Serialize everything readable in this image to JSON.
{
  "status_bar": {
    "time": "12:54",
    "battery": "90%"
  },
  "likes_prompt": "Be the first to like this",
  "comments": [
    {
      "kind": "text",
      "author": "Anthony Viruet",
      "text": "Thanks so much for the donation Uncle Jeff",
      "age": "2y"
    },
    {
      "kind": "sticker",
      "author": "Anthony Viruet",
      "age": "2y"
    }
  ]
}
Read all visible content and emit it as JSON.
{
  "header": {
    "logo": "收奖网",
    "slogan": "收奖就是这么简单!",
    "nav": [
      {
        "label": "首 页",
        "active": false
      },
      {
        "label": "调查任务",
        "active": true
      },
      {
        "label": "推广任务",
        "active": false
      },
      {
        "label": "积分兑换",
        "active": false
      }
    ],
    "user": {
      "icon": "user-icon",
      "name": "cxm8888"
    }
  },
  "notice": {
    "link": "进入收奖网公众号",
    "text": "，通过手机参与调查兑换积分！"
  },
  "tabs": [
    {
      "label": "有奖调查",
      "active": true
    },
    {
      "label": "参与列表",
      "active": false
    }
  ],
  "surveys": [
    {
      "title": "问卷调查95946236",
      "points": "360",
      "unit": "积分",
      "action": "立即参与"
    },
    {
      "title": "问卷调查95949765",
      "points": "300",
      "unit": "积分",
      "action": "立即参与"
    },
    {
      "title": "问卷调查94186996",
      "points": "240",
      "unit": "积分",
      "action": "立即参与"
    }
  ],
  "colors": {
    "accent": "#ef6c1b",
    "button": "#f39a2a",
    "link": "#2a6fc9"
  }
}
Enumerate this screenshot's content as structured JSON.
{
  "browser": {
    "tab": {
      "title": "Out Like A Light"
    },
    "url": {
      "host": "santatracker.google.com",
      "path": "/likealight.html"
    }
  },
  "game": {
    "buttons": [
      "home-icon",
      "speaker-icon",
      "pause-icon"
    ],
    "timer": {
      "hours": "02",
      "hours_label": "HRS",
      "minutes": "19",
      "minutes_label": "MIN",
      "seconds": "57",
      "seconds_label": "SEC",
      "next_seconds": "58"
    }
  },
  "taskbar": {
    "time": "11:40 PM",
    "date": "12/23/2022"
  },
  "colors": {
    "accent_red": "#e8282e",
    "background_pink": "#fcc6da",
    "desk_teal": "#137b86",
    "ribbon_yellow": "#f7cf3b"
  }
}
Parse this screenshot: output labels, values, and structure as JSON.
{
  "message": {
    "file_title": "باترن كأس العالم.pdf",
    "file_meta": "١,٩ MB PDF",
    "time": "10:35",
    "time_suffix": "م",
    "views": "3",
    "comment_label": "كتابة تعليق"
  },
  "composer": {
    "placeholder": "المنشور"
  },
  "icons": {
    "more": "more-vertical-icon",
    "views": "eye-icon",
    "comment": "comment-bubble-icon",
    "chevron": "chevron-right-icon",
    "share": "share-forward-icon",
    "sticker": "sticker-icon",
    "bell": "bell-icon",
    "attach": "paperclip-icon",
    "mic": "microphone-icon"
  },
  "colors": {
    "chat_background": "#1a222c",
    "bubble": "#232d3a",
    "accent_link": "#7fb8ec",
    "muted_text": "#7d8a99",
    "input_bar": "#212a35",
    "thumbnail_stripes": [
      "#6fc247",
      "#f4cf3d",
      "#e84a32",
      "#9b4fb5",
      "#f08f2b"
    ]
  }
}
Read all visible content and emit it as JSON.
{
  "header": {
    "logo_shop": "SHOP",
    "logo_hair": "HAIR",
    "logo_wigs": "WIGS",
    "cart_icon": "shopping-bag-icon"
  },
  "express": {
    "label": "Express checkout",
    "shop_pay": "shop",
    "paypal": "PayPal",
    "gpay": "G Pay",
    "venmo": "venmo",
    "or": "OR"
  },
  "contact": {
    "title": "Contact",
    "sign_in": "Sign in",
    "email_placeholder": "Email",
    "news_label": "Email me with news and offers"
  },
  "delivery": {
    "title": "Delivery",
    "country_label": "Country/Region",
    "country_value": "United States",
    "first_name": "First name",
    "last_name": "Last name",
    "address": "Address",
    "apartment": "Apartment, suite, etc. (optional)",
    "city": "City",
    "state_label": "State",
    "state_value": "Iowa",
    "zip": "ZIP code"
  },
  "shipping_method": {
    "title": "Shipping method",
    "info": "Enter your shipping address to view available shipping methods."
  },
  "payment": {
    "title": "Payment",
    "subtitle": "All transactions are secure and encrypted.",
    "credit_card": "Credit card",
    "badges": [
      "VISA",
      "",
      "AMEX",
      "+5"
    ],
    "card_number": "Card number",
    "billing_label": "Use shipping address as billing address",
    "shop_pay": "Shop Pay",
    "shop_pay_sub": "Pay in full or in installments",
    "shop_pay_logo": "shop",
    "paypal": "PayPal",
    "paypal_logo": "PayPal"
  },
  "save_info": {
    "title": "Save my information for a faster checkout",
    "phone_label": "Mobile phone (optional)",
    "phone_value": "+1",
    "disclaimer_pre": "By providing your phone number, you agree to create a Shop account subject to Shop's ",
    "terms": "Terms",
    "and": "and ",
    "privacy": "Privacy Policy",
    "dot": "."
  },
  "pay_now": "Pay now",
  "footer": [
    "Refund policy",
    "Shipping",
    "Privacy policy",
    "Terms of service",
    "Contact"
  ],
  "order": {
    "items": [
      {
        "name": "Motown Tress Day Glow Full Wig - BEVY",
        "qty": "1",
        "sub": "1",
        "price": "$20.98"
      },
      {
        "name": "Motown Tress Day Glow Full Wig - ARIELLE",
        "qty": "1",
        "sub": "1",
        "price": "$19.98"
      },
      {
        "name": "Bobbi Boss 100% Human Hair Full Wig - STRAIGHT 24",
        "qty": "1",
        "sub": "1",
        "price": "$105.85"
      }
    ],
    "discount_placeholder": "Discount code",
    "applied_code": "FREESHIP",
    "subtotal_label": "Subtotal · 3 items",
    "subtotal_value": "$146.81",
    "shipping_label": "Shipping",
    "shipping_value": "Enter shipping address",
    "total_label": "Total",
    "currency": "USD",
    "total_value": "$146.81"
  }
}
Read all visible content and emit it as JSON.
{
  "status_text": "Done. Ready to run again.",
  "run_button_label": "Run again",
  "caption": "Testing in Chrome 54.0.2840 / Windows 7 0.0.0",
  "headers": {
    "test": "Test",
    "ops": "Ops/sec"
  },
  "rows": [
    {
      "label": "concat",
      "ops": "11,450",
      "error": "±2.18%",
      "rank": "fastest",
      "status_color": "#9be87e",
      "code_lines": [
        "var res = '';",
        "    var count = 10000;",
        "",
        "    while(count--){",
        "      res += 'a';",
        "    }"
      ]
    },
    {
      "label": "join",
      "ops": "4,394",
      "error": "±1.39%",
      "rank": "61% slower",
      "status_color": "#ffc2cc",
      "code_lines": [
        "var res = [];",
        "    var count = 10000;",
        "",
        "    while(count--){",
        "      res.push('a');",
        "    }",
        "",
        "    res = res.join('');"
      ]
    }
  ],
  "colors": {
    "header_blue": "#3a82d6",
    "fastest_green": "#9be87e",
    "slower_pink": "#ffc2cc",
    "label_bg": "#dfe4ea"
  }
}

● To do
Write the listing out again, exactly as shown above.

● Task solution
Serialize everything readable in this image to JSON.
{
  "status_bar": {
    "time": "12:54",
    "battery": "90%"
  },
  "likes_prompt": "Be the first to like this",
  "comments": [
    {
      "kind": "text",
      "author": "Anthony Viruet",
      "text": "Thanks so much for the donation Uncle Jeff",
      "age": "2y"
    },
    {
      "kind": "sticker",
      "author": "Anthony Viruet",
      "age": "2y"
    }
  ]
}
Read all visible content and emit it as JSON.
{
  "header": {
    "logo": "收奖网",
    "slogan": "收奖就是这么简单!",
    "nav": [
      {
        "label": "首 页",
        "active": false
      },
      {
        "label": "调查任务",
        "active": true
      },
      {
        "label": "推广任务",
        "active": false
      },
      {
        "label": "积分兑换",
        "active": false
      }
    ],
    "user": {
      "icon": "user-icon",
      "name": "cxm8888"
    }
  },
  "notice": {
    "link": "进入收奖网公众号",
    "text": "，通过手机参与调查兑换积分！"
  },
  "tabs": [
    {
      "label": "有奖调查",
      "active": true
    },
    {
      "label": "参与列表",
      "active": false
    }
  ],
  "surveys": [
    {
      "title": "问卷调查95946236",
      "points": "360",
      "unit": "积分",
      "action": "立即参与"
    },
    {
      "title": "问卷调查95949765",
      "points": "300",
      "unit": "积分",
      "action": "立即参与"
    },
    {
      "title": "问卷调查94186996",
      "points": "240",
      "unit": "积分",
      "action": "立即参与"
    }
  ],
  "colors": {
    "accent": "#ef6c1b",
    "button": "#f39a2a",
    "link": "#2a6fc9"
  }
}
Enumerate this screenshot's content as structured JSON.
{
  "browser": {
    "tab": {
      "title": "Out Like A Light"
    },
    "url": {
      "host": "santatracker.google.com",
      "path": "/likealight.html"
    }
  },
  "game": {
    "buttons": [
      "home-icon",
      "speaker-icon",
      "pause-icon"
    ],
    "timer": {
      "hours": "02",
      "hours_label": "HRS",
      "minutes": "19",
      "minutes_label": "MIN",
      "seconds": "57",
      "seconds_label": "SEC",
      "next_seconds": "58"
    }
  },
  "taskbar": {
    "time": "11:40 PM",
    "date": "12/23/2022"
  },
  "colors": {
    "accent_red": "#e8282e",
    "background_pink": "#fcc6da",
    "desk_teal": "#137b86",
    "ribbon_yellow": "#f7cf3b"
  }
}
Parse this screenshot: output labels, values, and structure as JSON.
{
  "message": {
    "file_title": "باترن كأس العالم.pdf",
    "file_meta": "١,٩ MB PDF",
    "time": "10:35",
    "time_suffix": "م",
    "views": "3",
    "comment_label": "كتابة تعليق"
  },
  "composer": {
    "placeholder": "المنشور"
  },
  "icons": {
    "more": "more-vertical-icon",
    "views": "eye-icon",
    "comment": "comment-bubble-icon",
    "chevron": "chevron-right-icon",
    "share": "share-forward-icon",
    "sticker": "sticker-icon",
    "bell": "bell-icon",
    "attach": "paperclip-icon",
    "mic": "microphone-icon"
  },
  "colors": {
    "chat_background": "#1a222c",
    "bubble": "#232d3a",
    "accent_link": "#7fb8ec",
    "muted_text": "#7d8a99",
    "input_bar": "#212a35",
    "thumbnail_stripes": [
      "#6fc247",
      "#f4cf3d",
      "#e84a32",
      "#9b4fb5",
      "#f08f2b"
    ]
  }
}
Read all visible content and emit it as JSON.
{
  "header": {
    "logo_shop": "SHOP",
    "logo_hair": "HAIR",
    "logo_wigs": "WIGS",
    "cart_icon": "shopping-bag-icon"
  },
  "express": {
    "label": "Express checkout",
    "shop_pay": "shop",
    "paypal": "PayPal",
    "gpay": "G Pay",
    "venmo": "venmo",
    "or": "OR"
  },
  "contact": {
    "title": "Contact",
    "sign_in": "Sign in",
    "email_placeholder": "Email",
    "news_label": "Email me with news and offers"
  },
  "delivery": {
    "title": "Delivery",
    "country_label": "Country/Region",
    "country_value": "United States",
    "first_name": "First name",
    "last_name": "Last name",
    "address": "Address",
    "apartment": "Apartment, suite, etc. (optional)",
    "city": "City",
    "state_label": "State",
    "state_value": "Iowa",
    "zip": "ZIP code"
  },
  "shipping_method": {
    "title": "Shipping method",
    "info": "Enter your shipping address to view available shipping methods."
  },
  "payment": {
    "title": "Payment",
    "subtitle": "All transactions are secure and encrypted.",
    "credit_card": "Credit card",
    "badges": [
      "VISA",
      "",
      "AMEX",
      "+5"
    ],
    "card_number": "Card number",
    "billing_label": "Use shipping address as billing address",
    "shop_pay": "Shop Pay",
    "shop_pay_sub": "Pay in full or in installments",
    "shop_pay_logo": "shop",
    "paypal": "PayPal",
    "paypal_logo": "PayPal"
  },
  "save_info": {
    "title": "Save my information for a faster checkout",
    "phone_label": "Mobile phone (optional)",
    "phone_value": "+1",
    "disclaimer_pre": "By providing your phone number, you agree to create a Shop account subject to Shop's ",
    "terms": "Terms",
    "and": "and ",
    "privacy": "Privacy Policy",
    "dot": "."
  },
  "pay_now": "Pay now",
  "footer": [
    "Refund policy",
    "Shipping",
    "Privacy policy",
    "Terms of service",
    "Contact"
  ],
  "order": {
    "items": [
      {
        "name": "Motown Tress Day Glow Full Wig - BEVY",
        "qty": "1",
        "sub": "1",
        "price": "$20.98"
      },
      {
        "name": "Motown Tress Day Glow Full Wig - ARIELLE",
        "qty": "1",
        "sub": "1",
        "price": "$19.98"
      },
      {
        "name": "Bobbi Boss 100% Human Hair Full Wig - STRAIGHT 24",
        "qty": "1",
        "sub": "1",
        "price": "$105.85"
      }
    ],
    "discount_placeholder": "Discount code",
    "applied_code": "FREESHIP",
    "subtotal_label": "Subtotal · 3 items",
    "subtotal_value": "$146.81",
    "shipping_label": "Shipping",
    "shipping_value": "Enter shipping address",
    "total_label": "Total",
    "currency": "USD",
    "total_value": "$146.81"
  }
}
Read all visible content and emit it as JSON.
{
  "status_text": "Done. Ready to run again.",
  "run_button_label": "Run again",
  "caption": "Testing in Chrome 54.0.2840 / Windows 7 0.0.0",
  "headers": {
    "test": "Test",
    "ops": "Ops/sec"
  },
  "rows": [
    {
      "label": "concat",
      "ops": "11,450",
      "error": "±2.18%",
      "rank": "fastest",
      "status_color": "#9be87e",
      "code_lines": [
        "var res = '';",
        "    var count = 10000;",
        "",
        "    while(count--){",
        "      res += 'a';",
        "    }"
      ]
    },
    {
      "label": "join",
      "ops": "4,394",
      "error": "±1.39%",
      "rank": "61% slower",
      "status_color": "#ffc2cc",
      "code_lines": [
        "var res = [];",
        "    var count = 10000;",
        "",
        "    while(count--){",
        "      res.push('a');",
        "    }",
        "",
        "    res = res.join('');"
      ]
    }
  ],
  "colors": {
    "header_blue": "#3a82d6",
    "fastest_green": "#9be87e",
    "slower_pink": "#ffc2cc",
    "label_bg": "#dfe4ea"
  }
}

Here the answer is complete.